[GIVEN DATA]:
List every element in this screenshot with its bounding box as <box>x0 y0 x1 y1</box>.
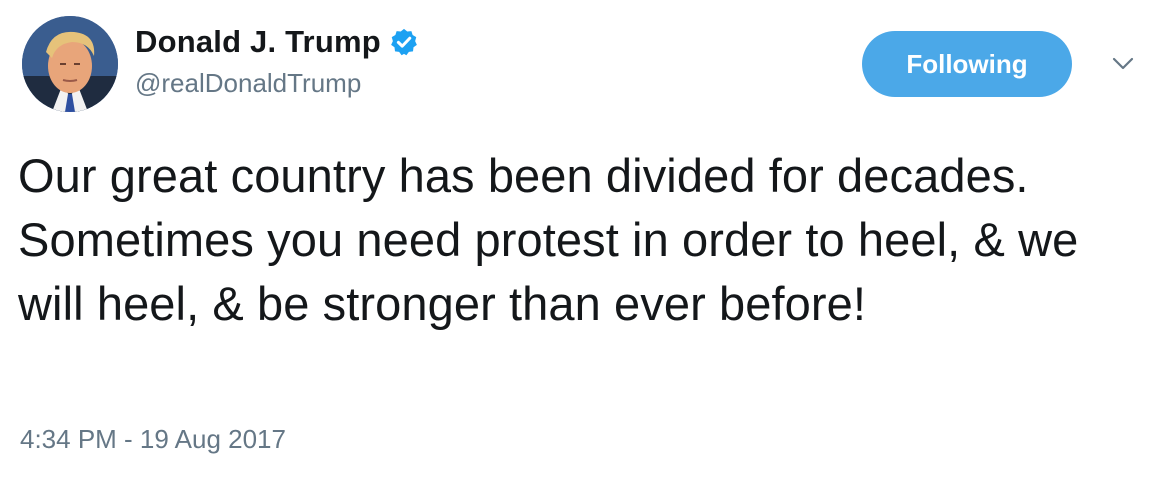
display-name[interactable]: Donald J. Trump <box>135 24 381 60</box>
avatar[interactable] <box>22 16 118 112</box>
chevron-down-icon[interactable] <box>1108 52 1138 76</box>
verified-badge-icon <box>389 27 419 57</box>
user-handle[interactable]: @realDonaldTrump <box>135 68 419 99</box>
tweet-card: Donald J. Trump @realDonaldTrump Followi… <box>0 0 1158 484</box>
avatar-photo <box>22 16 118 112</box>
user-info: Donald J. Trump @realDonaldTrump <box>135 22 419 99</box>
name-row: Donald J. Trump <box>135 22 419 62</box>
following-button[interactable]: Following <box>862 31 1072 97</box>
tweet-timestamp[interactable]: 4:34 PM - 19 Aug 2017 <box>20 424 286 455</box>
tweet-text: Our great country has been divided for d… <box>18 149 1079 330</box>
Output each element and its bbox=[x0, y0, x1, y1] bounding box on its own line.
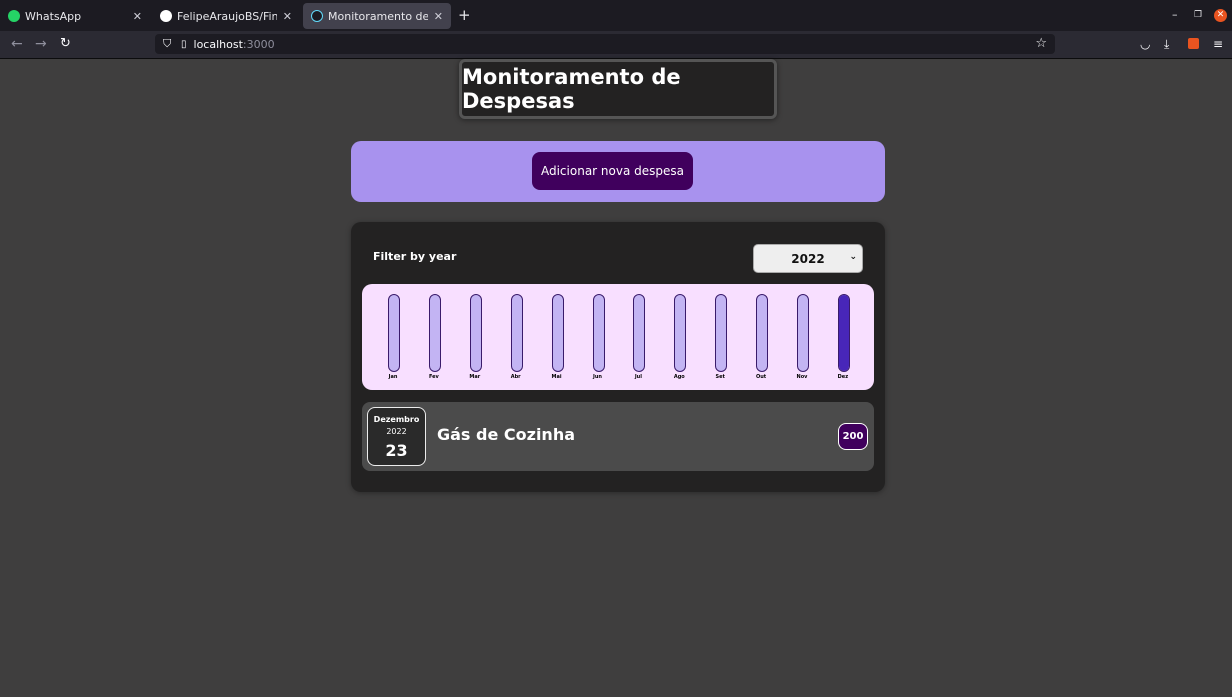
bookmark-star-icon[interactable]: ☆ bbox=[1035, 36, 1047, 51]
back-icon[interactable]: ← bbox=[11, 36, 23, 52]
add-expense-button[interactable]: Adicionar nova despesa bbox=[532, 152, 693, 190]
chart-bar-fev: Fev bbox=[428, 294, 441, 380]
expenses-card: Filter by year 2022 ⌄ Jan Fev Mar Abr Mai Jun… bbox=[351, 222, 885, 492]
chart-bar-track bbox=[469, 294, 482, 372]
chart-bar-label: Dez bbox=[837, 374, 849, 380]
chart-bar-fill bbox=[838, 295, 849, 371]
tab-title: WhatsApp bbox=[25, 9, 82, 23]
chart-bar-mar: Mar bbox=[469, 294, 482, 380]
expense-month: Dezembro bbox=[373, 415, 420, 424]
download-icon[interactable]: ⤓ bbox=[1164, 37, 1169, 52]
chart-bar-label: Mar bbox=[469, 374, 481, 380]
page-icon: ▯ bbox=[181, 38, 187, 50]
chart-bar-track bbox=[592, 294, 605, 372]
tab-whatsapp[interactable]: WhatsApp ✕ bbox=[0, 3, 150, 29]
new-tab-button[interactable]: + bbox=[458, 6, 471, 24]
page-title: Monitoramento de Despesas bbox=[459, 59, 777, 119]
chart-bar-label: Jan bbox=[388, 374, 398, 380]
chart-bar-track bbox=[428, 294, 441, 372]
close-icon[interactable]: ✕ bbox=[283, 10, 292, 23]
chart-bar-jan: Jan bbox=[388, 294, 400, 380]
chart-bar-track bbox=[388, 294, 400, 372]
filter-label: Filter by year bbox=[373, 250, 457, 263]
forward-icon[interactable]: → bbox=[35, 36, 47, 52]
chart-bar-track bbox=[510, 294, 523, 372]
close-icon[interactable]: ✕ bbox=[434, 10, 443, 23]
extension-icon[interactable] bbox=[1188, 38, 1199, 49]
chevron-down-icon: ⌄ bbox=[849, 252, 857, 262]
chart-bar-label: Fev bbox=[428, 374, 439, 380]
chart-bar-track bbox=[715, 294, 728, 372]
chart-bar-label: Ago bbox=[673, 374, 685, 380]
chart-bar-label: Set bbox=[715, 374, 725, 380]
github-icon bbox=[160, 10, 172, 22]
chart-bar-track bbox=[756, 294, 769, 372]
new-expense-panel: Adicionar nova despesa bbox=[351, 141, 885, 202]
chart-bar-label: Jun bbox=[593, 374, 602, 380]
chart-bar-track bbox=[551, 294, 564, 372]
chart-bar-track bbox=[633, 294, 646, 372]
browser-tab-bar: WhatsApp ✕ FelipeAraujoBS/Finances ✕ Mon… bbox=[0, 0, 1232, 31]
chart-bar-track bbox=[797, 294, 809, 372]
chart-bar-track bbox=[674, 294, 687, 372]
chart-bar-dez: Dez bbox=[837, 294, 850, 380]
tab-title: FelipeAraujoBS/Finances bbox=[177, 9, 277, 23]
chart-bar-ago: Ago bbox=[674, 294, 687, 380]
tab-title: Monitoramento de Despe bbox=[328, 9, 428, 23]
browser-nav-bar: ← → ↻ ⛉ ▯ localhost:3000 ☆ ◡ ⤓ ≡ bbox=[0, 31, 1232, 59]
chart-bar-label: Out bbox=[755, 374, 767, 380]
expenses-chart: Jan Fev Mar Abr Mai Jun Jul Ago Set Out Nov Dez bbox=[362, 284, 874, 390]
pocket-icon[interactable]: ◡ bbox=[1140, 37, 1150, 51]
expense-day: 23 bbox=[385, 441, 408, 460]
whatsapp-icon bbox=[8, 10, 20, 22]
chart-bar-jul: Jul bbox=[633, 294, 646, 380]
close-icon[interactable]: ✕ bbox=[133, 10, 142, 23]
expense-item: Dezembro 2022 23 Gás de Cozinha 200 bbox=[362, 402, 874, 471]
chart-bar-out: Out bbox=[756, 294, 769, 380]
expense-amount: 200 bbox=[838, 423, 868, 450]
menu-icon[interactable]: ≡ bbox=[1213, 37, 1223, 51]
react-icon bbox=[311, 10, 323, 22]
expense-date: Dezembro 2022 23 bbox=[367, 407, 426, 466]
selected-year: 2022 bbox=[791, 251, 825, 266]
tab-monitoramento[interactable]: Monitoramento de Despe ✕ bbox=[303, 3, 451, 29]
url-host: localhost bbox=[193, 37, 243, 51]
shield-icon[interactable]: ⛉ bbox=[163, 37, 175, 51]
minimize-icon[interactable]: – bbox=[1172, 8, 1178, 21]
url-bar[interactable]: ⛉ ▯ localhost:3000 ☆ bbox=[155, 34, 1055, 54]
chart-bar-label: Mai bbox=[551, 374, 562, 380]
chart-bar-mai: Mai bbox=[551, 294, 564, 380]
reload-icon[interactable]: ↻ bbox=[60, 36, 71, 51]
url-port: :3000 bbox=[242, 37, 275, 51]
chart-bar-label: Nov bbox=[796, 374, 808, 380]
chart-bar-label: Abr bbox=[510, 374, 521, 380]
year-select[interactable]: 2022 ⌄ bbox=[753, 244, 863, 273]
chart-bar-jun: Jun bbox=[592, 294, 605, 380]
window-close-icon[interactable]: ✕ bbox=[1214, 9, 1227, 22]
chart-bar-label: Jul bbox=[634, 374, 642, 380]
restore-icon[interactable]: ❐ bbox=[1194, 10, 1202, 20]
expense-title: Gás de Cozinha bbox=[437, 425, 576, 444]
chart-bar-track bbox=[837, 294, 850, 372]
chart-bar-set: Set bbox=[715, 294, 728, 380]
tab-github[interactable]: FelipeAraujoBS/Finances ✕ bbox=[152, 3, 300, 29]
expense-year: 2022 bbox=[386, 427, 407, 436]
chart-bar-abr: Abr bbox=[510, 294, 523, 380]
chart-bar-nov: Nov bbox=[797, 294, 809, 380]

[PROBLEM TO WORK ON]: Write out the listing lines starting at the line containing "display-name[interactable]: Donald J." and ending at the line containing "tweet-text: Our great", with both of those lines included, reproducing each one without any change.

[RESPONSE]:
display-name[interactable]: Donald J. Trump <box>135 24 381 60</box>
avatar[interactable] <box>22 16 118 112</box>
chevron-down-icon[interactable] <box>1108 52 1138 76</box>
verified-badge-icon <box>389 27 419 57</box>
user-handle[interactable]: @realDonaldTrump <box>135 68 419 99</box>
tweet-card: Donald J. Trump @realDonaldTrump Followi… <box>0 0 1158 484</box>
avatar-photo <box>22 16 118 112</box>
user-info: Donald J. Trump @realDonaldTrump <box>135 22 419 99</box>
name-row: Donald J. Trump <box>135 22 419 62</box>
following-button[interactable]: Following <box>862 31 1072 97</box>
tweet-timestamp[interactable]: 4:34 PM - 19 Aug 2017 <box>20 424 286 455</box>
tweet-text: Our great country has been divided for d… <box>18 149 1079 330</box>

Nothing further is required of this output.